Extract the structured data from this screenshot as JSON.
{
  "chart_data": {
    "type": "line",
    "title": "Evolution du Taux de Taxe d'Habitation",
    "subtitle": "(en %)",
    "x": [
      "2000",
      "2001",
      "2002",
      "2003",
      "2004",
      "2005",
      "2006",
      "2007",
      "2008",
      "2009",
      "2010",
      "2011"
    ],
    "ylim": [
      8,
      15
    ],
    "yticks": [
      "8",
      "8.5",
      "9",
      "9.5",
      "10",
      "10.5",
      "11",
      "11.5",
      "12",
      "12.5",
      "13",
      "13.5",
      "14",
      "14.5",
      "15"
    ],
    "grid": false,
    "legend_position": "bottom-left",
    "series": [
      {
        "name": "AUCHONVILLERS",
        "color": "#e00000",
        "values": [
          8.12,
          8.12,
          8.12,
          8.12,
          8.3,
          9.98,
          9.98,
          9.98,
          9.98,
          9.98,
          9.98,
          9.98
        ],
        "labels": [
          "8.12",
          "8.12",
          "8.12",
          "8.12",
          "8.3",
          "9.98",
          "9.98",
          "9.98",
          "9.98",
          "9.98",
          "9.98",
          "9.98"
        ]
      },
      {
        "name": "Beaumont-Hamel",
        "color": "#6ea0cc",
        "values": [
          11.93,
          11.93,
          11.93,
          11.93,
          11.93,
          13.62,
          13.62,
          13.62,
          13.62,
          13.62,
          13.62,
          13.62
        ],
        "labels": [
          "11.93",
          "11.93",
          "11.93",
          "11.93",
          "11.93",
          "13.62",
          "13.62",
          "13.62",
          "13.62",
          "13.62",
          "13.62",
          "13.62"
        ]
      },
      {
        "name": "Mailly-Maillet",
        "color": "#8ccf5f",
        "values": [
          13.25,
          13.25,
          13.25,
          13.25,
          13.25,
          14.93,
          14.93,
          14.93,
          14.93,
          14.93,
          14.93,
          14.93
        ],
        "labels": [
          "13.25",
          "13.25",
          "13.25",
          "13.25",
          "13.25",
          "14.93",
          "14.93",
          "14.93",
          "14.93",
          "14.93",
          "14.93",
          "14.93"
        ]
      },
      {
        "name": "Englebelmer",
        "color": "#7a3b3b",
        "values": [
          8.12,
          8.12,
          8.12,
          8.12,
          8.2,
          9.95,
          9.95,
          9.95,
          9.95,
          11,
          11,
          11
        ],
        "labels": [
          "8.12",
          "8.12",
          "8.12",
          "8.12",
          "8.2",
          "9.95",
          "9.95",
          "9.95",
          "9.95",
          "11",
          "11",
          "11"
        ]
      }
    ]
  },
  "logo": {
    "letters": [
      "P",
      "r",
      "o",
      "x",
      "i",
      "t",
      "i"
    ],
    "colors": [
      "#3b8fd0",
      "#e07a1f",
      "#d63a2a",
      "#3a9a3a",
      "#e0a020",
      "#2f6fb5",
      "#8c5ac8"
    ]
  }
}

■ ■ ■

Stated problem »
Transcribe the whole listing exactly.

Complete response »
Extract the structured data from this screenshot as JSON.
{
  "chart_data": {
    "type": "line",
    "title": "Evolution du Taux de Taxe d'Habitation",
    "subtitle": "(en %)",
    "x": [
      "2000",
      "2001",
      "2002",
      "2003",
      "2004",
      "2005",
      "2006",
      "2007",
      "2008",
      "2009",
      "2010",
      "2011"
    ],
    "ylim": [
      8,
      15
    ],
    "yticks": [
      "8",
      "8.5",
      "9",
      "9.5",
      "10",
      "10.5",
      "11",
      "11.5",
      "12",
      "12.5",
      "13",
      "13.5",
      "14",
      "14.5",
      "15"
    ],
    "grid": false,
    "legend_position": "bottom-left",
    "series": [
      {
        "name": "AUCHONVILLERS",
        "color": "#e00000",
        "values": [
          8.12,
          8.12,
          8.12,
          8.12,
          8.3,
          9.98,
          9.98,
          9.98,
          9.98,
          9.98,
          9.98,
          9.98
        ],
        "labels": [
          "8.12",
          "8.12",
          "8.12",
          "8.12",
          "8.3",
          "9.98",
          "9.98",
          "9.98",
          "9.98",
          "9.98",
          "9.98",
          "9.98"
        ]
      },
      {
        "name": "Beaumont-Hamel",
        "color": "#6ea0cc",
        "values": [
          11.93,
          11.93,
          11.93,
          11.93,
          11.93,
          13.62,
          13.62,
          13.62,
          13.62,
          13.62,
          13.62,
          13.62
        ],
        "labels": [
          "11.93",
          "11.93",
          "11.93",
          "11.93",
          "11.93",
          "13.62",
          "13.62",
          "13.62",
          "13.62",
          "13.62",
          "13.62",
          "13.62"
        ]
      },
      {
        "name": "Mailly-Maillet",
        "color": "#8ccf5f",
        "values": [
          13.25,
          13.25,
          13.25,
          13.25,
          13.25,
          14.93,
          14.93,
          14.93,
          14.93,
          14.93,
          14.93,
          14.93
        ],
        "labels": [
          "13.25",
          "13.25",
          "13.25",
          "13.25",
          "13.25",
          "14.93",
          "14.93",
          "14.93",
          "14.93",
          "14.93",
          "14.93",
          "14.93"
        ]
      },
      {
        "name": "Englebelmer",
        "color": "#7a3b3b",
        "values": [
          8.12,
          8.12,
          8.12,
          8.12,
          8.2,
          9.95,
          9.95,
          9.95,
          9.95,
          11,
          11,
          11
        ],
        "labels": [
          "8.12",
          "8.12",
          "8.12",
          "8.12",
          "8.2",
          "9.95",
          "9.95",
          "9.95",
          "9.95",
          "11",
          "11",
          "11"
        ]
      }
    ]
  },
  "logo": {
    "letters": [
      "P",
      "r",
      "o",
      "x",
      "i",
      "t",
      "i"
    ],
    "colors": [
      "#3b8fd0",
      "#e07a1f",
      "#d63a2a",
      "#3a9a3a",
      "#e0a020",
      "#2f6fb5",
      "#8c5ac8"
    ]
  }
}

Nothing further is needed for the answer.